# WHAT NEEDS TO BE DONE:
Repeat the data that follows, word for word, without the images.

# DATA FOR THIS TASK:

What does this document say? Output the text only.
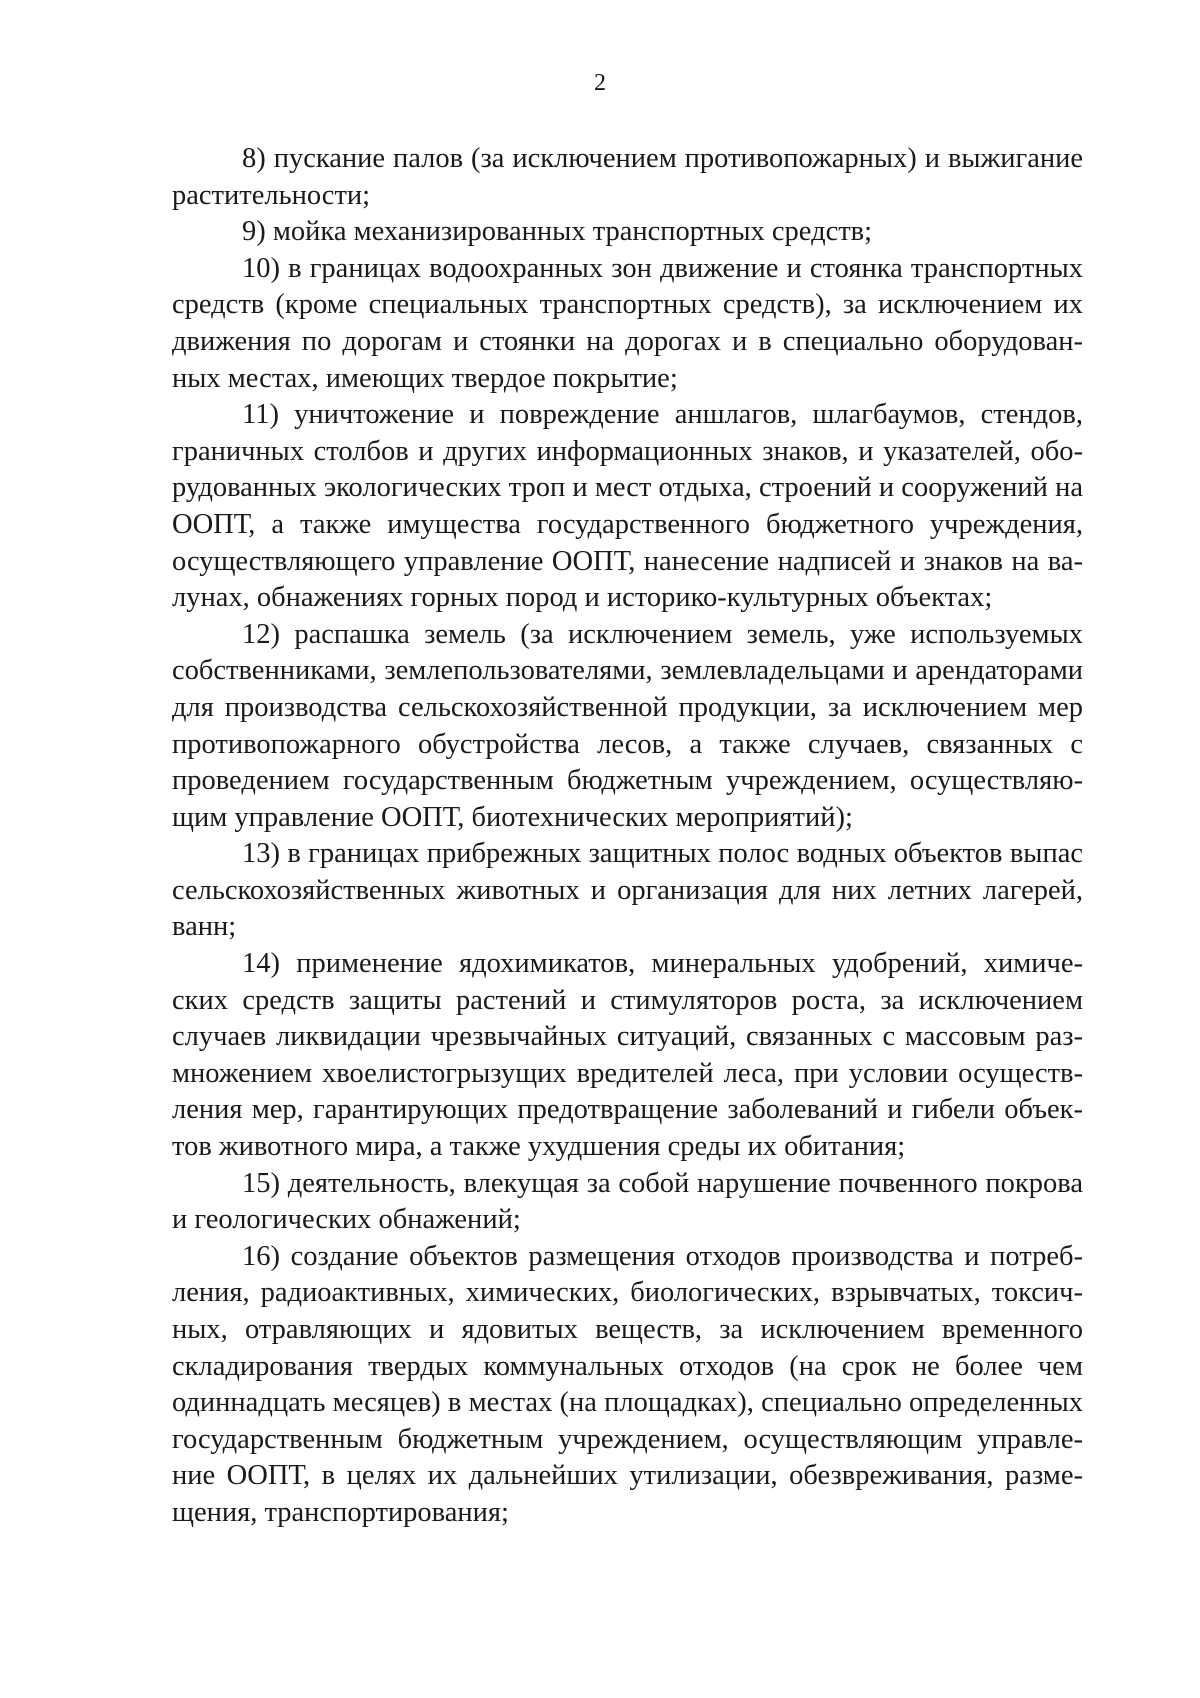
2

8) пускание палов (за исключением противопожарных) и выжигание растительности;

9) мойка механизированных транспортных средств;

10) в границах водоохранных зон движение и стоянка транспортных средств (кроме специальных транспортных средств), за исключением их движения по дорогам и стоянки на дорогах и в специально оборудованных местах, имеющих твердое покрытие;

11) уничтожение и повреждение аншлагов, шлагбаумов, стендов, граничных столбов и других информационных знаков, и указателей, оборудованных экологических троп и мест отдыха, строений и сооружений на ООПТ, а также имущества государственного бюджетного учреждения, осуществляющего управление ООПТ, нанесение надписей и знаков на валунах, обнажениях горных пород и историко-культурных объектах;

12) распашка земель (за исключением земель, уже используемых собственниками, землепользователями, землевладельцами и арендаторами для производства сельскохозяйственной продукции, за исключением мер противопожарного обустройства лесов, а также случаев, связанных с проведением государственным бюджетным учреждением, осуществляющим управление ООПТ, биотехнических мероприятий);

13) в границах прибрежных защитных полос водных объектов выпас сельскохозяйственных животных и организация для них летних лагерей, ванн;

14) применение ядохимикатов, минеральных удобрений, химических средств защиты растений и стимуляторов роста, за исключением случаев ликвидации чрезвычайных ситуаций, связанных с массовым размножением хвоелистогрызущих вредителей леса, при условии осуществления мер, гарантирующих предотвращение заболеваний и гибели объектов животного мира, а также ухудшения среды их обитания;

15) деятельность, влекущая за собой нарушение почвенного покрова и геологических обнажений;

16) создание объектов размещения отходов производства и потребления, радиоактивных, химических, биологических, взрывчатых, токсичных, отравляющих и ядовитых веществ, за исключением временного складирования твердых коммунальных отходов (на срок не более чем одиннадцать месяцев) в местах (на площадках), специально определенных государственным бюджетным учреждением, осуществляющим управление ООПТ, в целях их дальнейших утилизации, обезвреживания, размещения, транспортирования;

# EXERCISE OUTPUT:
What does this document say? Output the text only.
2

8) пускание палов (за исключением противопожарных) и выжигание растительности;

9) мойка механизированных транспортных средств;

10) в границах водоохранных зон движение и стоянка транспортных средств (кроме специальных транспортных средств), за исключением их движения по дорогам и стоянки на дорогах и в специально оборудованных местах, имеющих твердое покрытие;

11) уничтожение и повреждение аншлагов, шлагбаумов, стендов, граничных столбов и других информационных знаков, и указателей, оборудованных экологических троп и мест отдыха, строений и сооружений на ООПТ, а также имущества государственного бюджетного учреждения, осуществляющего управление ООПТ, нанесение надписей и знаков на валунах, обнажениях горных пород и историко-культурных объектах;

12) распашка земель (за исключением земель, уже используемых собственниками, землепользователями, землевладельцами и арендаторами для производства сельскохозяйственной продукции, за исключением мер противопожарного обустройства лесов, а также случаев, связанных с проведением государственным бюджетным учреждением, осуществляющим управление ООПТ, биотехнических мероприятий);

13) в границах прибрежных защитных полос водных объектов выпас сельскохозяйственных животных и организация для них летних лагерей, ванн;

14) применение ядохимикатов, минеральных удобрений, химических средств защиты растений и стимуляторов роста, за исключением случаев ликвидации чрезвычайных ситуаций, связанных с массовым размножением хвоелистогрызущих вредителей леса, при условии осуществления мер, гарантирующих предотвращение заболеваний и гибели объектов животного мира, а также ухудшения среды их обитания;

15) деятельность, влекущая за собой нарушение почвенного покрова и геологических обнажений;

16) создание объектов размещения отходов производства и потребления, радиоактивных, химических, биологических, взрывчатых, токсичных, отравляющих и ядовитых веществ, за исключением временного складирования твердых коммунальных отходов (на срок не более чем одиннадцать месяцев) в местах (на площадках), специально определенных государственным бюджетным учреждением, осуществляющим управление ООПТ, в целях их дальнейших утилизации, обезвреживания, размещения, транспортирования;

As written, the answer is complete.